**What you have to do**
Give the data again, word for word.
## Begin Provided material
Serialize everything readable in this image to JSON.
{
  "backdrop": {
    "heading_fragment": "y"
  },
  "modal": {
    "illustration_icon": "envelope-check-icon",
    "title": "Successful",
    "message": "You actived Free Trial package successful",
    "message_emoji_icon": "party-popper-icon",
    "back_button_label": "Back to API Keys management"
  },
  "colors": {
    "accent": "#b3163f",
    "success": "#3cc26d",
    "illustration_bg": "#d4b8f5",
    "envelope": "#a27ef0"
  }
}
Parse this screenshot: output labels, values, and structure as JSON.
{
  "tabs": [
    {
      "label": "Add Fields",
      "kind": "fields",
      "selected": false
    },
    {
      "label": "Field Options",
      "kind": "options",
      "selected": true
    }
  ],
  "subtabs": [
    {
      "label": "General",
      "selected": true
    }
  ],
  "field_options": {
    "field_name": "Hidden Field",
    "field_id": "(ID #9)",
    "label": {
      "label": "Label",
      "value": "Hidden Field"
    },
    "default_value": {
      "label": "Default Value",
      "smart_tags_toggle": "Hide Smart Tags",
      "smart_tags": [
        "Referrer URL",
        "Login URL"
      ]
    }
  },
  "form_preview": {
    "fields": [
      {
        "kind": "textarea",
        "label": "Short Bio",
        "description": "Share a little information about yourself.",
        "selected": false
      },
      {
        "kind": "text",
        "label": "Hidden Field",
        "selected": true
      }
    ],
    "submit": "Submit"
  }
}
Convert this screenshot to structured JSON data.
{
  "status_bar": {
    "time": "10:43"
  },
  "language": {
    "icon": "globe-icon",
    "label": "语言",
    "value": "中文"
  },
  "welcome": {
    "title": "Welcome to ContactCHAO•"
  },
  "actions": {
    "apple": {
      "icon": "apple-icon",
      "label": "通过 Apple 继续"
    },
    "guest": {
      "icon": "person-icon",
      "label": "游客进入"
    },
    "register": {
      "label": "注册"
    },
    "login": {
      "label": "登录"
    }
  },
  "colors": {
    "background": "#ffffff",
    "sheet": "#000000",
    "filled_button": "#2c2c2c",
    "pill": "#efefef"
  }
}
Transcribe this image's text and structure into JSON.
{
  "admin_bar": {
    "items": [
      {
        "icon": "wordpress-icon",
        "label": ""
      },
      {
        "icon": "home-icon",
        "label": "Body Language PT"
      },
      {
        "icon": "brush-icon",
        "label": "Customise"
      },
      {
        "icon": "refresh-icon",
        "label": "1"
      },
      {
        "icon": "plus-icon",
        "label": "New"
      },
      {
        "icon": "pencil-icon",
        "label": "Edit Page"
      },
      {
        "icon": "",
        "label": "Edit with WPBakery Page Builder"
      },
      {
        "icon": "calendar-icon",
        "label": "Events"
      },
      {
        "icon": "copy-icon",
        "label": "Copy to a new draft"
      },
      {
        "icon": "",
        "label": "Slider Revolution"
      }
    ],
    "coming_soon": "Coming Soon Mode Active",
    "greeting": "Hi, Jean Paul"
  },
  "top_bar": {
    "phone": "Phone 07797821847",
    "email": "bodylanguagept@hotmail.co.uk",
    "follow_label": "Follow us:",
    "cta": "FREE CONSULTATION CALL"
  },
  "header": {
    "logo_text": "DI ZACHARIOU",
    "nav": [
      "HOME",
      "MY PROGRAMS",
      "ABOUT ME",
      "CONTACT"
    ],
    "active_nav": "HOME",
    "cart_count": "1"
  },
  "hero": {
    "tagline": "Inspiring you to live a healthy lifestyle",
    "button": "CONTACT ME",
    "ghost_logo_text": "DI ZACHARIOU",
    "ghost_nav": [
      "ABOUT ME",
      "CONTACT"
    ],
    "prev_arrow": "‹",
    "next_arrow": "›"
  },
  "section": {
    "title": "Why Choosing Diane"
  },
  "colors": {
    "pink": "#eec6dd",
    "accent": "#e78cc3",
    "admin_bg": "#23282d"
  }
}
## End Provided material
**Expected answer**
Serialize everything readable in this image to JSON.
{
  "backdrop": {
    "heading_fragment": "y"
  },
  "modal": {
    "illustration_icon": "envelope-check-icon",
    "title": "Successful",
    "message": "You actived Free Trial package successful",
    "message_emoji_icon": "party-popper-icon",
    "back_button_label": "Back to API Keys management"
  },
  "colors": {
    "accent": "#b3163f",
    "success": "#3cc26d",
    "illustration_bg": "#d4b8f5",
    "envelope": "#a27ef0"
  }
}
Parse this screenshot: output labels, values, and structure as JSON.
{
  "tabs": [
    {
      "label": "Add Fields",
      "kind": "fields",
      "selected": false
    },
    {
      "label": "Field Options",
      "kind": "options",
      "selected": true
    }
  ],
  "subtabs": [
    {
      "label": "General",
      "selected": true
    }
  ],
  "field_options": {
    "field_name": "Hidden Field",
    "field_id": "(ID #9)",
    "label": {
      "label": "Label",
      "value": "Hidden Field"
    },
    "default_value": {
      "label": "Default Value",
      "smart_tags_toggle": "Hide Smart Tags",
      "smart_tags": [
        "Referrer URL",
        "Login URL"
      ]
    }
  },
  "form_preview": {
    "fields": [
      {
        "kind": "textarea",
        "label": "Short Bio",
        "description": "Share a little information about yourself.",
        "selected": false
      },
      {
        "kind": "text",
        "label": "Hidden Field",
        "selected": true
      }
    ],
    "submit": "Submit"
  }
}
Convert this screenshot to structured JSON data.
{
  "status_bar": {
    "time": "10:43"
  },
  "language": {
    "icon": "globe-icon",
    "label": "语言",
    "value": "中文"
  },
  "welcome": {
    "title": "Welcome to ContactCHAO•"
  },
  "actions": {
    "apple": {
      "icon": "apple-icon",
      "label": "通过 Apple 继续"
    },
    "guest": {
      "icon": "person-icon",
      "label": "游客进入"
    },
    "register": {
      "label": "注册"
    },
    "login": {
      "label": "登录"
    }
  },
  "colors": {
    "background": "#ffffff",
    "sheet": "#000000",
    "filled_button": "#2c2c2c",
    "pill": "#efefef"
  }
}
Transcribe this image's text and structure into JSON.
{
  "admin_bar": {
    "items": [
      {
        "icon": "wordpress-icon",
        "label": ""
      },
      {
        "icon": "home-icon",
        "label": "Body Language PT"
      },
      {
        "icon": "brush-icon",
        "label": "Customise"
      },
      {
        "icon": "refresh-icon",
        "label": "1"
      },
      {
        "icon": "plus-icon",
        "label": "New"
      },
      {
        "icon": "pencil-icon",
        "label": "Edit Page"
      },
      {
        "icon": "",
        "label": "Edit with WPBakery Page Builder"
      },
      {
        "icon": "calendar-icon",
        "label": "Events"
      },
      {
        "icon": "copy-icon",
        "label": "Copy to a new draft"
      },
      {
        "icon": "",
        "label": "Slider Revolution"
      }
    ],
    "coming_soon": "Coming Soon Mode Active",
    "greeting": "Hi, Jean Paul"
  },
  "top_bar": {
    "phone": "Phone 07797821847",
    "email": "bodylanguagept@hotmail.co.uk",
    "follow_label": "Follow us:",
    "cta": "FREE CONSULTATION CALL"
  },
  "header": {
    "logo_text": "DI ZACHARIOU",
    "nav": [
      "HOME",
      "MY PROGRAMS",
      "ABOUT ME",
      "CONTACT"
    ],
    "active_nav": "HOME",
    "cart_count": "1"
  },
  "hero": {
    "tagline": "Inspiring you to live a healthy lifestyle",
    "button": "CONTACT ME",
    "ghost_logo_text": "DI ZACHARIOU",
    "ghost_nav": [
      "ABOUT ME",
      "CONTACT"
    ],
    "prev_arrow": "‹",
    "next_arrow": "›"
  },
  "section": {
    "title": "Why Choosing Diane"
  },
  "colors": {
    "pink": "#eec6dd",
    "accent": "#e78cc3",
    "admin_bg": "#23282d"
  }
}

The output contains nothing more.